What to work on |
1. Quote the post on repeated parallel jobs, starting with "Repeated short identical" and going on through "(or very close).".
2. Lay out the entries, starting with the line with "svg-text:0.00: 0.00 bbox=[63, 639, 84, 651]" and going on through the line with "svg-text:5: 5 bbox=[479, 209, 485, 221]", as a Markdown table with columns n and Line. Give one numbered row per line and leave out blank lines.

Text shown |
>>>

Question

Repeated short identical parallel jobs

I have an algorithm that requires many parallel reruns of the same code. The code is short and finishes in less than a microsecond. This will be run millions of times which creates some problems when using threads. I'm trying to make use of POSIX threads, but since the overhead of creating new threads is not an option, I need to use some kind of spinning worker thread that is constantly running instead.

Below is a simplified case and illustrates how I'm trying to run two equally long works, calc_x and calc_y. I need to be able to run them in parallel so that the total time taken is like running just one (or very close).

<<<

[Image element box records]
>>>

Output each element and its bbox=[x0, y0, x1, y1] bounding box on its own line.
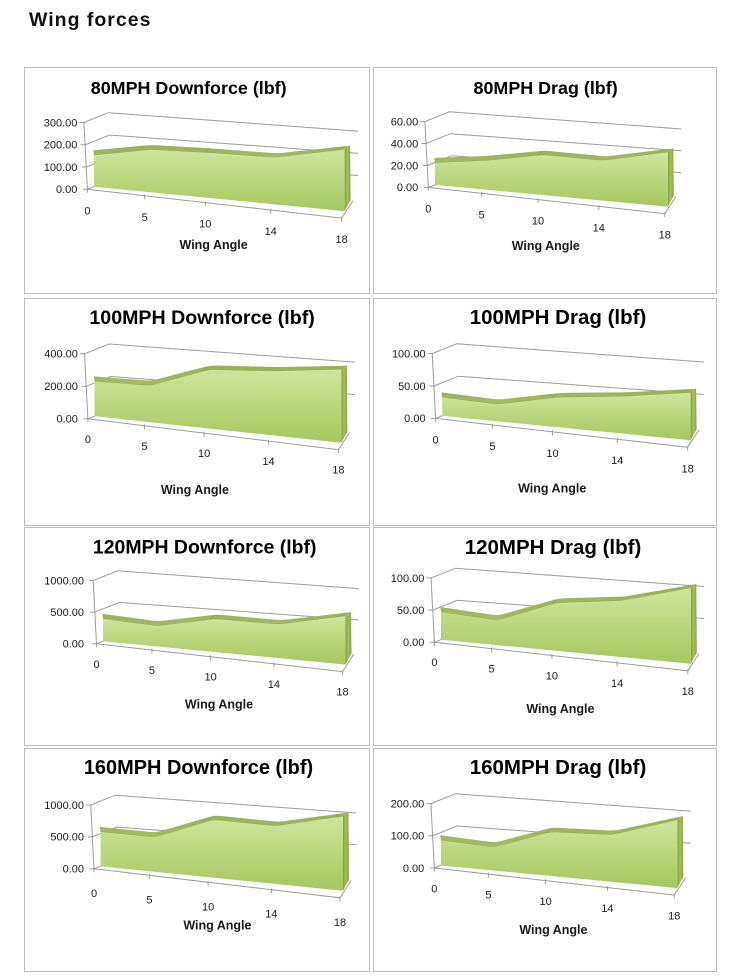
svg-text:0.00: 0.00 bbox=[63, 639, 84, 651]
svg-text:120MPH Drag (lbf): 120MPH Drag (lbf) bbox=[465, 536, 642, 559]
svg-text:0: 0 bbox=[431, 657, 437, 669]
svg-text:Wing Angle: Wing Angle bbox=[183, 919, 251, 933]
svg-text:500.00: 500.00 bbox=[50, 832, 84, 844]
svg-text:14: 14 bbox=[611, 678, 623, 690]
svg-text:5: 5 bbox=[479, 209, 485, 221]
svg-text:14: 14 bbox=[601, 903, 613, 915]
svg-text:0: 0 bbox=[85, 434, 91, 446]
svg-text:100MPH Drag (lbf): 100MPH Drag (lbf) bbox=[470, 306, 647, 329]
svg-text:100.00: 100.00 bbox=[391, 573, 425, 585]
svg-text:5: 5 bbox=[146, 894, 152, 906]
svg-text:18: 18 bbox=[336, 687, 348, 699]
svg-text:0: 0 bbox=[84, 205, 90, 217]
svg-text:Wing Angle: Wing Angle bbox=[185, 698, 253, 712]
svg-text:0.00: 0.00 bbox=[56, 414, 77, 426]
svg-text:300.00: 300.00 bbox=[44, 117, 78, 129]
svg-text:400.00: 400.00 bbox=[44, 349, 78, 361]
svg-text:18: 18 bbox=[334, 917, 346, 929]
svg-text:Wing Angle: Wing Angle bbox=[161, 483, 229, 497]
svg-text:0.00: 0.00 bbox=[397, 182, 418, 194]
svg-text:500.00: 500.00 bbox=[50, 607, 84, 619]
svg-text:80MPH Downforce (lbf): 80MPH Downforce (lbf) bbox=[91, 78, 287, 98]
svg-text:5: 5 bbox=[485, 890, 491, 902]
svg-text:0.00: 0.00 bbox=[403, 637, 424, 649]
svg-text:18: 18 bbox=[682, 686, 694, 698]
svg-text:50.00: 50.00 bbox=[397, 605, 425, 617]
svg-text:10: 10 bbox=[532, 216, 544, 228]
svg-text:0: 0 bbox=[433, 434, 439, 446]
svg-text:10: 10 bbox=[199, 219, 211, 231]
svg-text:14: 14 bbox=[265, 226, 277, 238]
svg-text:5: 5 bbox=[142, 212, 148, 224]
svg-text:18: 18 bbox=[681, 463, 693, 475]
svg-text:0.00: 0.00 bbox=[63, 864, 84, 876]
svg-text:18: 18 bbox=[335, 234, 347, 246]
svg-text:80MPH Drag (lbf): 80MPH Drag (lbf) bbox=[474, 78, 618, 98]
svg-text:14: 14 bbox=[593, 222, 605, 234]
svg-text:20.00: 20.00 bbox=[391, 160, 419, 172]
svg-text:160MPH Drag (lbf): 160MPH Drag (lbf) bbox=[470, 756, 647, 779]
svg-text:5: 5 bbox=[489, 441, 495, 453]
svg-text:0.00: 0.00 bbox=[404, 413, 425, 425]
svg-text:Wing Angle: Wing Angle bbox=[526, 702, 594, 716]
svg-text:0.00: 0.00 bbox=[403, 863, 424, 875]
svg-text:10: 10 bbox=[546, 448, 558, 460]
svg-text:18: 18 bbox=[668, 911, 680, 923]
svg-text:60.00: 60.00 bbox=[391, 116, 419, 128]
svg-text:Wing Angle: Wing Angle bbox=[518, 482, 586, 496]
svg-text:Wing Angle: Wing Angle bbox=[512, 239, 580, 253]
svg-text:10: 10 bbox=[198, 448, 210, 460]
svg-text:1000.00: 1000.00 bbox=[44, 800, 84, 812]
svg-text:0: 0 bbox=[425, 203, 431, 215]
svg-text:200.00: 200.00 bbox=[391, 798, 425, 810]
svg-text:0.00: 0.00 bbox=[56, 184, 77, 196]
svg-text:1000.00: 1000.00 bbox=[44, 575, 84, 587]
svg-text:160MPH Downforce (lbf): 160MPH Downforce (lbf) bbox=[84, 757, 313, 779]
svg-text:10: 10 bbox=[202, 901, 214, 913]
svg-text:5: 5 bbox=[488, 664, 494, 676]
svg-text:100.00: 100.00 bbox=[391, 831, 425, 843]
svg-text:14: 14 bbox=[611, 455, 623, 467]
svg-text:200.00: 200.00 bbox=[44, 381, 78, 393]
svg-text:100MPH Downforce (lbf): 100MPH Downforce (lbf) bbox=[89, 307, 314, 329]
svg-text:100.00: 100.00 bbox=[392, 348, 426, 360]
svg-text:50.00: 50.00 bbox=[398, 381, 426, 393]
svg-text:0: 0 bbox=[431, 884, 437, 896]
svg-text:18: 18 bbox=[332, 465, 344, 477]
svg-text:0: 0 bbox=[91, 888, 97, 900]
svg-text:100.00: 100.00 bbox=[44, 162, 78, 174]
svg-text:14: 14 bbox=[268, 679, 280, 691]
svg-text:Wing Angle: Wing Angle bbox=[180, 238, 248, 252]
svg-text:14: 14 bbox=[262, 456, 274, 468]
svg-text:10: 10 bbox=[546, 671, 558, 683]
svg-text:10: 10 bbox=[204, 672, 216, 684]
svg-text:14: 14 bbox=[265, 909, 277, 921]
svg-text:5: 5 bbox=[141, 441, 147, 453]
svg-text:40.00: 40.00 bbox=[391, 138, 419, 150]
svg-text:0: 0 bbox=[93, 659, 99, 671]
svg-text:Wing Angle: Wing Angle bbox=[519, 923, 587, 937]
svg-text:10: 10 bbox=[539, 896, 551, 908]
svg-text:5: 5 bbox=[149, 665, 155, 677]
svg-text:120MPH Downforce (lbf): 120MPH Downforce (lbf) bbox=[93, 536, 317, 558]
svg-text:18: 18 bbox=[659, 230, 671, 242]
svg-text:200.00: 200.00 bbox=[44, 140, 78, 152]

<<<

Set of answers |
1.
Repeated short identical parallel jobs

I have an algorithm that requires many parallel reruns of the same code. The code is short and finishes in less than a microsecond. This will be run millions of times which creates some problems when using threads. I'm trying to make use of POSIX threads, but since the overhead of creating new threads is not an option, I need to use some kind of spinning worker thread that is constantly running instead.

Below is a simplified case and illustrates how I'm trying to run two equally long works, calc_x and calc_y. I need to be able to run them in parallel so that the total time taken is like running just one (or very close).

2.
| n | Line |
|---|---|
| 1 | svg-text:0.00: 0.00 bbox=[63, 639, 84, 651] |
| 2 | svg-text:120MPH Drag (lbf): 120MPH Drag (lbf) bbox=[465, 536, 642, 559] |
| 3 | svg-text:0: 0 bbox=[431, 657, 437, 669] |
| 4 | svg-text:Wing Angle: Wing Angle bbox=[183, 919, 251, 933] |
| 5 | svg-text:500.00: 500.00 bbox=[50, 832, 84, 844] |
| 6 | svg-text:14: 14 bbox=[611, 678, 623, 690] |
| 7 | svg-text:5: 5 bbox=[479, 209, 485, 221] |